## YOUR GOAL:
Your reply should be one number: the count of lines holding the word "color".

## RECORDS PROVIDED:
::::

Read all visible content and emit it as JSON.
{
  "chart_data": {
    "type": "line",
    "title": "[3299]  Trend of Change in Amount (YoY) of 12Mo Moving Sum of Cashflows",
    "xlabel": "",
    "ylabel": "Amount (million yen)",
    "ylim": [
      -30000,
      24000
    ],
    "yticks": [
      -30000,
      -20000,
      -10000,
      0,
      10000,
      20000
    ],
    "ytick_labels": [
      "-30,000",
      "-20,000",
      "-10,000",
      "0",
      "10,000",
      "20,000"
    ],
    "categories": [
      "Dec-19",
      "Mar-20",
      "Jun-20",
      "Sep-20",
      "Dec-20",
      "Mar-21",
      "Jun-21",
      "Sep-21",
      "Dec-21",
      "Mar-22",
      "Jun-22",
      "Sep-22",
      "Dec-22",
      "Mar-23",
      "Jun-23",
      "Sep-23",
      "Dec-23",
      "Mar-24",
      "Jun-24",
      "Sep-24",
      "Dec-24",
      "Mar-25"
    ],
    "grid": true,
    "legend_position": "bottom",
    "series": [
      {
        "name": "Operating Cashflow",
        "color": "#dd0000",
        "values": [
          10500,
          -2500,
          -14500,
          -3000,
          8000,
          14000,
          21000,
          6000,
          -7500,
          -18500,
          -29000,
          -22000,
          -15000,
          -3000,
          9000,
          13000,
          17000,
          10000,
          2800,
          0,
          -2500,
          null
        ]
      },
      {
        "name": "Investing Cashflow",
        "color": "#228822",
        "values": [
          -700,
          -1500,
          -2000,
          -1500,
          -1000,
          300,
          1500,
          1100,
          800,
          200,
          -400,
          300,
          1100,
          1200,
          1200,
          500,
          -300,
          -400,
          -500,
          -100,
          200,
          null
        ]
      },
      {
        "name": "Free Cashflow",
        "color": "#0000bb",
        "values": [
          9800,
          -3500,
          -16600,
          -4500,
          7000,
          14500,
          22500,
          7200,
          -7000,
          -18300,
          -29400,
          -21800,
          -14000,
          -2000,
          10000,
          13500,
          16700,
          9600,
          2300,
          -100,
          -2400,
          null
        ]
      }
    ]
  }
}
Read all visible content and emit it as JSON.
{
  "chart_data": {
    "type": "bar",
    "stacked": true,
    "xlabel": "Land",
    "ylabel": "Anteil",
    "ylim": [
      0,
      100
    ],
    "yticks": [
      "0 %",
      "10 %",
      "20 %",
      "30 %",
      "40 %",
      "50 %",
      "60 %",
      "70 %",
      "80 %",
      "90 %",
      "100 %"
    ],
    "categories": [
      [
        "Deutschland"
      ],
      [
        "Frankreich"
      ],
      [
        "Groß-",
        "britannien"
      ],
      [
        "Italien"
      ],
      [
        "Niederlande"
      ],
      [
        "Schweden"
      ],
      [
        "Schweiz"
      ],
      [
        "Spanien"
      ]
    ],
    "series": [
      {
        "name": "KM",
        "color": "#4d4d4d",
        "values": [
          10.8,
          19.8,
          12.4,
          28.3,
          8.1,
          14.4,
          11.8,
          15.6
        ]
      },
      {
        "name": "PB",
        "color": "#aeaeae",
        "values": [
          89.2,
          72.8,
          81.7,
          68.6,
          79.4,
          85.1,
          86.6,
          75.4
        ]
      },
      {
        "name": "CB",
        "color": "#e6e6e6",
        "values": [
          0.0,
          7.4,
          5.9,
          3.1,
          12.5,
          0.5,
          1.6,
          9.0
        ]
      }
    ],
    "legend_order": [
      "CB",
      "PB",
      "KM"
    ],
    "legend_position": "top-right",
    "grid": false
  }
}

::::

## SOLUTION FOR THIS PROBLEM:
6